** Begin Records supplied **

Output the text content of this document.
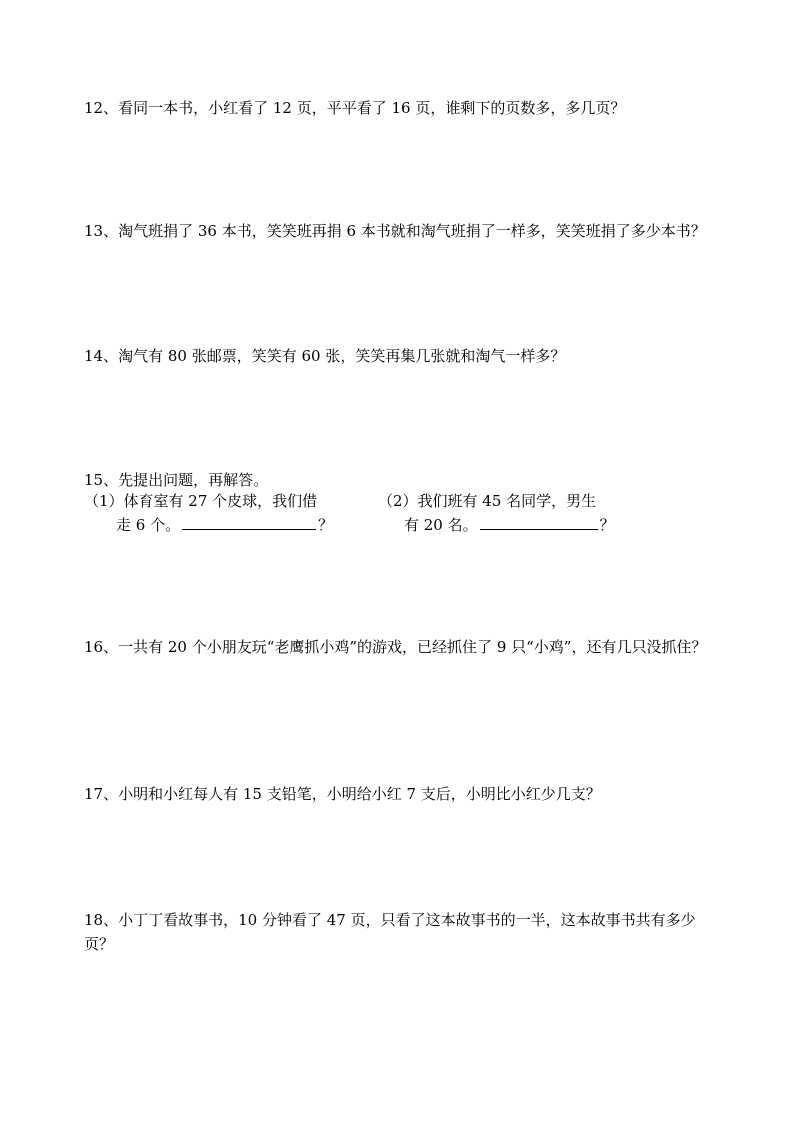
12、看同一本书，小红看了 12 页，平平看了 16 页，谁剩下的页数多，多几页？
13、淘气班捐了 36 本书，笑笑班再捐 6 本书就和淘气班捐了一样多，笑笑班捐了多少本书？
14、淘气有 80 张邮票，笑笑有 60 张，笑笑再集几张就和淘气一样多？
15、先提出问题，再解答。
（1）体育室有 27 个皮球，我们借
走 6 个。	？
（2）我们班有 45 名同学，男生
有 20 名。	？
16、一共有 20 个小朋友玩“老鹰抓小鸡”的游戏，已经抓住了 9 只“小鸡”，还有几只没抓住？
17、小明和小红每人有 15 支铅笔，小明给小红 7 支后，小明比小红少几支？
18、小丁丁看故事书，10 分钟看了 47 页，只看了这本故事书的一半，这本故事书共有多少页？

** End Records supplied **

Given exercise: Please repeat the entries exactly. Do not include the pictures.

Final result:
Output the text content of this document.
12、看同一本书，小红看了 12 页，平平看了 16 页，谁剩下的页数多，多几页？
13、淘气班捐了 36 本书，笑笑班再捐 6 本书就和淘气班捐了一样多，笑笑班捐了多少本书？
14、淘气有 80 张邮票，笑笑有 60 张，笑笑再集几张就和淘气一样多？
15、先提出问题，再解答。
（1）体育室有 27 个皮球，我们借
走 6 个。	？
（2）我们班有 45 名同学，男生
有 20 名。	？
16、一共有 20 个小朋友玩“老鹰抓小鸡”的游戏，已经抓住了 9 只“小鸡”，还有几只没抓住？
17、小明和小红每人有 15 支铅笔，小明给小红 7 支后，小明比小红少几支？
18、小丁丁看故事书，10 分钟看了 47 页，只看了这本故事书的一半，这本故事书共有多少页？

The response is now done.